Description of the task:
Repeat each line of the material below exactly as it appears, minus any pictures.

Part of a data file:
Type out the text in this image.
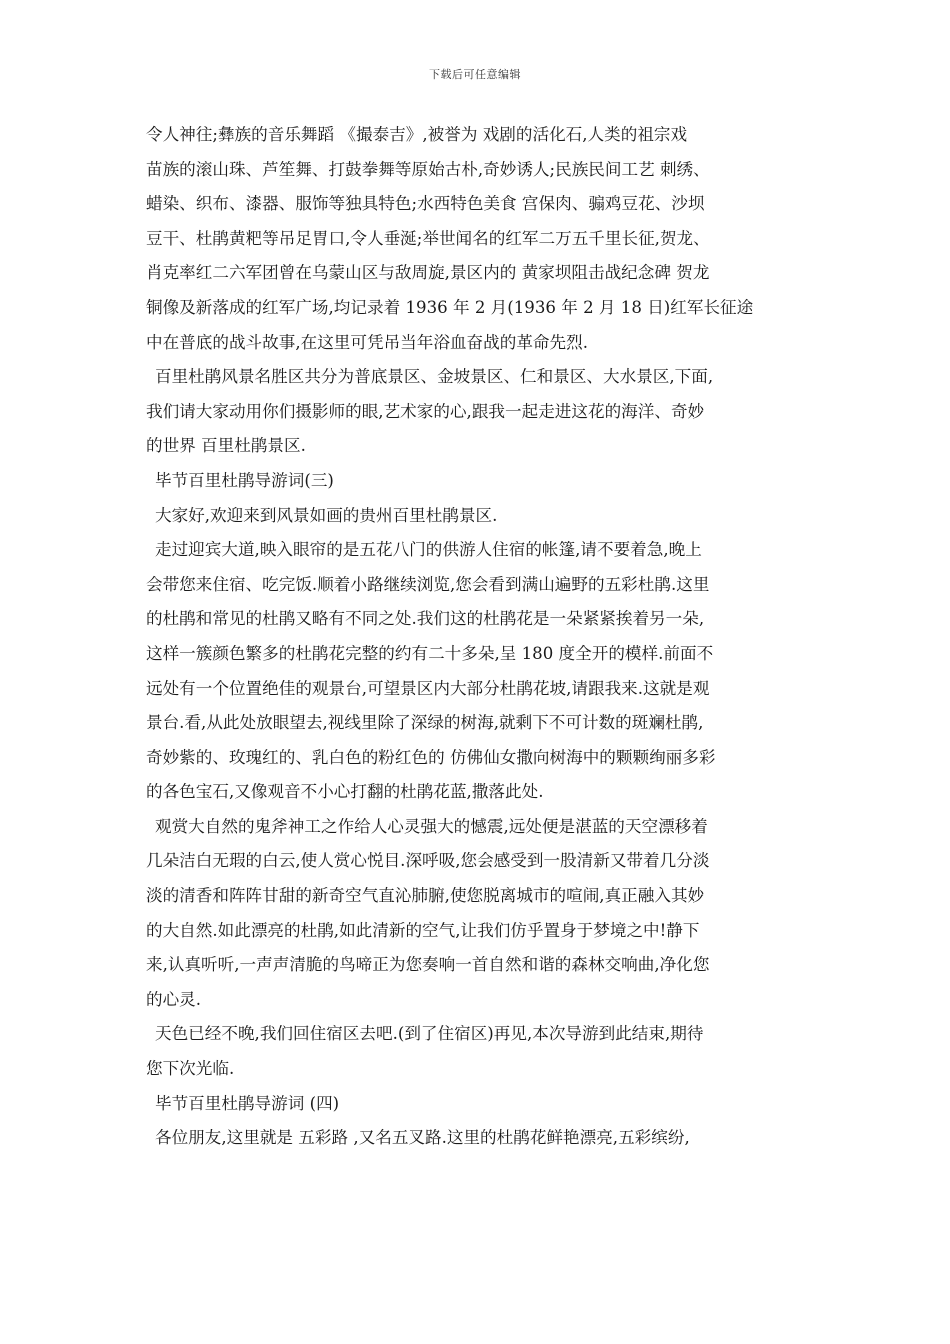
下载后可任意编辑
令人神往;彝族的音乐舞蹈 《撮泰吉》,被誉为 戏剧的活化石,人类的祖宗戏
苗族的滚山珠、芦笙舞、打鼓拳舞等原始古朴,奇妙诱人;民族民间工艺 刺绣、
蜡染、织布、漆器、服饰等独具特色;水西特色美食 宫保肉、骟鸡豆花、沙坝
豆干、杜鹃黄粑等吊足胃口,令人垂涎;举世闻名的红军二万五千里长征,贺龙、
肖克率红二六军团曾在乌蒙山区与敌周旋,景区内的 黄家坝阻击战纪念碑 贺龙
铜像及新落成的红军广场,均记录着 1936 年 2 月(1936 年 2 月 18 日)红军长征途
中在普底的战斗故事,在这里可凭吊当年浴血奋战的革命先烈.
百里杜鹃风景名胜区共分为普底景区、金坡景区、仁和景区、大水景区,下面,
我们请大家动用你们摄影师的眼,艺术家的心,跟我一起走进这花的海洋、奇妙
的世界 百里杜鹃景区.
毕节百里杜鹃导游词(三)
大家好,欢迎来到风景如画的贵州百里杜鹃景区.
走过迎宾大道,映入眼帘的是五花八门的供游人住宿的帐篷,请不要着急,晚上
会带您来住宿、吃完饭.顺着小路继续浏览,您会看到满山遍野的五彩杜鹃.这里
的杜鹃和常见的杜鹃又略有不同之处.我们这的杜鹃花是一朵紧紧挨着另一朵,
这样一簇颜色繁多的杜鹃花完整的约有二十多朵,呈 180 度全开的模样.前面不
远处有一个位置绝佳的观景台,可望景区内大部分杜鹃花坡,请跟我来.这就是观
景台.看,从此处放眼望去,视线里除了深绿的树海,就剩下不可计数的斑斓杜鹃,
奇妙紫的、玫瑰红的、乳白色的粉红色的 仿佛仙女撒向树海中的颗颗绚丽多彩
的各色宝石,又像观音不小心打翻的杜鹃花蓝,撒落此处.
观赏大自然的鬼斧神工之作给人心灵强大的憾震,远处便是湛蓝的天空漂移着
几朵洁白无瑕的白云,使人赏心悦目.深呼吸,您会感受到一股清新又带着几分淡
淡的清香和阵阵甘甜的新奇空气直沁肺腑,使您脱离城市的喧闹,真正融入其妙
的大自然.如此漂亮的杜鹃,如此清新的空气,让我们仿乎置身于梦境之中!静下
来,认真听听,一声声清脆的鸟啼正为您奏响一首自然和谐的森林交响曲,净化您
的心灵.
天色已经不晚,我们回住宿区去吧.(到了住宿区)再见,本次导游到此结束,期待
您下次光临.
毕节百里杜鹃导游词 (四)
各位朋友,这里就是 五彩路 ,又名五叉路.这里的杜鹃花鲜艳漂亮,五彩缤纷,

Reply:
Type out the text in this image.
下载后可任意编辑
令人神往;彝族的音乐舞蹈 《撮泰吉》,被誉为 戏剧的活化石,人类的祖宗戏
苗族的滚山珠、芦笙舞、打鼓拳舞等原始古朴,奇妙诱人;民族民间工艺 刺绣、
蜡染、织布、漆器、服饰等独具特色;水西特色美食 宫保肉、骟鸡豆花、沙坝
豆干、杜鹃黄粑等吊足胃口,令人垂涎;举世闻名的红军二万五千里长征,贺龙、
肖克率红二六军团曾在乌蒙山区与敌周旋,景区内的 黄家坝阻击战纪念碑 贺龙
铜像及新落成的红军广场,均记录着 1936 年 2 月(1936 年 2 月 18 日)红军长征途
中在普底的战斗故事,在这里可凭吊当年浴血奋战的革命先烈.
百里杜鹃风景名胜区共分为普底景区、金坡景区、仁和景区、大水景区,下面,
我们请大家动用你们摄影师的眼,艺术家的心,跟我一起走进这花的海洋、奇妙
的世界 百里杜鹃景区.
毕节百里杜鹃导游词(三)
大家好,欢迎来到风景如画的贵州百里杜鹃景区.
走过迎宾大道,映入眼帘的是五花八门的供游人住宿的帐篷,请不要着急,晚上
会带您来住宿、吃完饭.顺着小路继续浏览,您会看到满山遍野的五彩杜鹃.这里
的杜鹃和常见的杜鹃又略有不同之处.我们这的杜鹃花是一朵紧紧挨着另一朵,
这样一簇颜色繁多的杜鹃花完整的约有二十多朵,呈 180 度全开的模样.前面不
远处有一个位置绝佳的观景台,可望景区内大部分杜鹃花坡,请跟我来.这就是观
景台.看,从此处放眼望去,视线里除了深绿的树海,就剩下不可计数的斑斓杜鹃,
奇妙紫的、玫瑰红的、乳白色的粉红色的 仿佛仙女撒向树海中的颗颗绚丽多彩
的各色宝石,又像观音不小心打翻的杜鹃花蓝,撒落此处.
观赏大自然的鬼斧神工之作给人心灵强大的憾震,远处便是湛蓝的天空漂移着
几朵洁白无瑕的白云,使人赏心悦目.深呼吸,您会感受到一股清新又带着几分淡
淡的清香和阵阵甘甜的新奇空气直沁肺腑,使您脱离城市的喧闹,真正融入其妙
的大自然.如此漂亮的杜鹃,如此清新的空气,让我们仿乎置身于梦境之中!静下
来,认真听听,一声声清脆的鸟啼正为您奏响一首自然和谐的森林交响曲,净化您
的心灵.
天色已经不晚,我们回住宿区去吧.(到了住宿区)再见,本次导游到此结束,期待
您下次光临.
毕节百里杜鹃导游词 (四)
各位朋友,这里就是 五彩路 ,又名五叉路.这里的杜鹃花鲜艳漂亮,五彩缤纷,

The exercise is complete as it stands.